Short exercise: Set down, without any change, the lines in the items below, starting at the line that contains "y-tick-label: 0% [689, 313, 707, 327]" and ending at the line that contains "axes [113, 83, 573, 325]", with both of those lines included.

Data lines:
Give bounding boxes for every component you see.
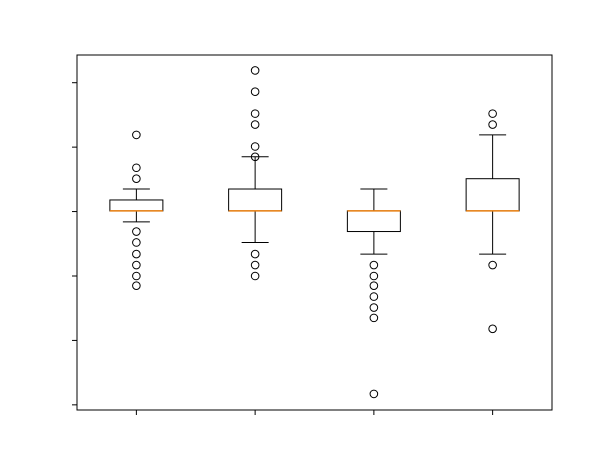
flier	[132, 174, 141, 184]
flier	[369, 271, 379, 281]
flier	[369, 303, 379, 312]
flier	[369, 281, 379, 290]
box	[346, 210, 401, 233]
flier	[132, 227, 141, 236]
flier	[250, 142, 260, 151]
flier	[488, 109, 497, 118]
flier	[250, 249, 260, 259]
flier	[250, 66, 260, 75]
box	[465, 178, 520, 212]
flier	[488, 324, 497, 334]
flier	[132, 281, 141, 290]
flier	[250, 87, 260, 97]
flier	[488, 120, 497, 129]
flier	[250, 109, 260, 118]
flier	[132, 238, 141, 247]
box	[228, 188, 283, 212]
flier	[488, 260, 497, 270]
flier	[250, 152, 260, 162]
flier	[132, 271, 141, 281]
flier	[369, 292, 379, 301]
flier	[132, 249, 141, 259]
flier	[369, 260, 379, 270]
flier	[132, 163, 141, 173]
flier	[369, 313, 379, 323]
flier	[132, 130, 141, 140]
flier	[250, 271, 260, 281]
plot-frame	[76, 54, 553, 411]
flier	[250, 120, 260, 129]
flier	[132, 260, 141, 270]
box	[109, 199, 164, 212]
flier	[369, 389, 379, 399]
flier	[250, 260, 260, 270]
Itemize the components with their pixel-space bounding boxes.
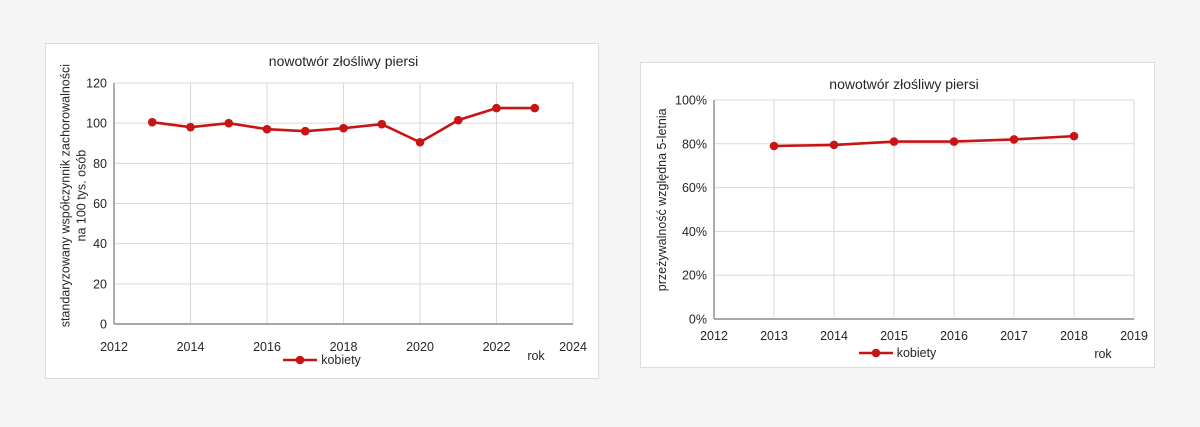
y-tick-label: 0% [689, 313, 707, 327]
data-point [262, 124, 272, 134]
incidence-chart-panel: 0 20 40 60 80 100 120 2012 2014 2016 2018 2020 2022 2… [45, 43, 599, 379]
data-point [492, 103, 501, 113]
x-tick-label: 2020 [406, 340, 434, 354]
data-point [453, 115, 463, 125]
survival-line-chart: 0% 20% 40% 60% 80% 100% 2012 2013 2014 2015 2016 20… [675, 94, 1148, 344]
x-tick-label: 2013 [760, 329, 788, 343]
x-tick-label: 2014 [820, 329, 848, 343]
data-point [829, 140, 839, 150]
axes [113, 83, 573, 325]
data-point [186, 122, 195, 132]
series-line-kobiety [773, 134, 1075, 148]
y-axis-label: przeżywalność względna 5-letnia [655, 108, 670, 292]
legend-label: kobiety [321, 353, 361, 367]
legend-line-marker-icon [858, 348, 893, 358]
x-tick-label: 2015 [880, 329, 908, 343]
survival-chart-panel: 0% 20% 40% 60% 80% 100% 2012 2013 2014 2015 2016 20… [640, 62, 1155, 368]
legend: kobiety [46, 353, 598, 367]
x-axis-label: rok [1094, 347, 1112, 361]
x-tick-label: 2016 [253, 340, 281, 354]
y-tick-label: 100 [86, 117, 107, 131]
x-tick-label: 2014 [177, 340, 205, 354]
y-tick-label: 80 [93, 157, 107, 171]
x-tick-label: 2012 [100, 340, 128, 354]
x-tick-label: 2018 [1060, 329, 1088, 343]
y-tick-label: 40 [93, 237, 107, 251]
x-tick-label: 2024 [559, 340, 587, 354]
data-point [530, 103, 540, 113]
x-tick-label: 2017 [1000, 329, 1028, 343]
data-point [224, 118, 234, 128]
incidence-line-chart: 0 20 40 60 80 100 120 2012 2014 2016 2018 2020 2022 2… [86, 77, 587, 355]
data-point [339, 123, 348, 133]
gridlines [714, 99, 1135, 319]
y-axis-label: standaryzowany współczynnik zachorowalno… [58, 46, 89, 346]
data-point [300, 126, 310, 136]
x-axis-label: rok [527, 349, 545, 363]
x-tick-label: 2018 [330, 340, 358, 354]
gridlines [114, 82, 574, 324]
chart-title: nowotwór złośliwy piersi [268, 53, 419, 69]
data-point [889, 137, 899, 146]
y-tick-label: 80% [682, 137, 707, 151]
y-tick-label: 60% [682, 181, 707, 195]
x-tick-label: 2022 [483, 340, 511, 354]
y-axis-label-line: na 100 tys. osób [74, 149, 88, 242]
y-tick-label: 40% [682, 225, 707, 239]
data-point [377, 119, 387, 129]
y-axis-label-line: standaryzowany współczynnik zachorowalno… [58, 63, 73, 328]
y-tick-label: 120 [86, 77, 107, 91]
x-tick-label: 2012 [700, 329, 728, 343]
y-tick-label: 0 [100, 318, 107, 332]
data-point [1069, 131, 1079, 141]
data-point [769, 141, 779, 151]
y-tick-label: 60 [93, 197, 107, 211]
x-tick-label: 2016 [940, 329, 968, 343]
data-point [1009, 135, 1019, 144]
data-point [415, 137, 425, 147]
legend: kobiety [641, 346, 1154, 360]
data-point [147, 117, 157, 127]
axes [713, 100, 1134, 320]
legend-line-marker-icon [283, 355, 318, 365]
y-tick-label: 20% [682, 269, 707, 283]
legend-label: kobiety [896, 346, 937, 360]
data-point [949, 137, 959, 146]
x-tick-label: 2019 [1120, 329, 1148, 343]
y-tick-label: 20 [93, 277, 107, 291]
y-tick-label: 100% [675, 94, 707, 108]
chart-title: nowotwór złośliwy piersi [829, 76, 979, 92]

Exercise result:
y-tick-label: 0% [689, 313, 707, 327]
data-point [262, 124, 272, 134]
incidence-chart-panel: 0 20 40 60 80 100 120 2012 2014 2016 2018 2020 2022 2… [45, 43, 599, 379]
data-point [492, 103, 501, 113]
x-tick-label: 2020 [406, 340, 434, 354]
data-point [453, 115, 463, 125]
survival-line-chart: 0% 20% 40% 60% 80% 100% 2012 2013 2014 2015 2016 20… [675, 94, 1148, 344]
x-tick-label: 2013 [760, 329, 788, 343]
x-tick-label: 2014 [820, 329, 848, 343]
data-point [829, 140, 839, 150]
axes [113, 83, 573, 325]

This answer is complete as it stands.